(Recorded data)
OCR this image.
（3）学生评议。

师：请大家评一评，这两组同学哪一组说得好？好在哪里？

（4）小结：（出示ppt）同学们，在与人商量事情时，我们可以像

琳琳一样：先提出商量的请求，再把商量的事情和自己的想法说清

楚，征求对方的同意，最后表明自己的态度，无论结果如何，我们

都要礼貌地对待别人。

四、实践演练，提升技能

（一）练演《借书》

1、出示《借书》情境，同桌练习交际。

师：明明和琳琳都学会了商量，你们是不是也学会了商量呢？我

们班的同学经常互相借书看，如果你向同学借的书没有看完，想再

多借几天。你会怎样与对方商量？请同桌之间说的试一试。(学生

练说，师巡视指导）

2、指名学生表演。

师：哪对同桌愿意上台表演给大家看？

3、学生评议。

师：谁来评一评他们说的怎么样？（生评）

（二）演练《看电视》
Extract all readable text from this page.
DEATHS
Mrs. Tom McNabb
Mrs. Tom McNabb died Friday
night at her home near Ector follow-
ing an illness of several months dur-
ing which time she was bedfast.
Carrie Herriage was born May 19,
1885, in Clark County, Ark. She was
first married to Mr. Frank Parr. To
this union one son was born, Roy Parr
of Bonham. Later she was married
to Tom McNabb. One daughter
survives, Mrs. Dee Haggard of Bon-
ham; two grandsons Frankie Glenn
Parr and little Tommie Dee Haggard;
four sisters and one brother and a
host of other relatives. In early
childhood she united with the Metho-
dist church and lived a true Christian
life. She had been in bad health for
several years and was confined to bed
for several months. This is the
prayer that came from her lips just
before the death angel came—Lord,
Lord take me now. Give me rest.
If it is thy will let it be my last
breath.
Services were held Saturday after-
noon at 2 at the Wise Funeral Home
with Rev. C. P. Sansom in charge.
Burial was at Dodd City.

- What you will do -
Please quote exactly the lines from the one containing "Extract all readable text from this page." through the last line of the records above, both included, and nothing else.

- Reply -
Extract all readable text from this page.
DEATHS
Mrs. Tom McNabb
Mrs. Tom McNabb died Friday
night at her home near Ector follow-
ing an illness of several months dur-
ing which time she was bedfast.
Carrie Herriage was born May 19,
1885, in Clark County, Ark. She was
first married to Mr. Frank Parr. To
this union one son was born, Roy Parr
of Bonham. Later she was married
to Tom McNabb. One daughter
survives, Mrs. Dee Haggard of Bon-
ham; two grandsons Frankie Glenn
Parr and little Tommie Dee Haggard;
four sisters and one brother and a
host of other relatives. In early
childhood she united with the Metho-
dist church and lived a true Christian
life. She had been in bad health for
several years and was confined to bed
for several months. This is the
prayer that came from her lips just
before the death angel came—Lord,
Lord take me now. Give me rest.
If it is thy will let it be my last
breath.
Services were held Saturday after-
noon at 2 at the Wise Funeral Home
with Rev. C. P. Sansom in charge.
Burial was at Dodd City.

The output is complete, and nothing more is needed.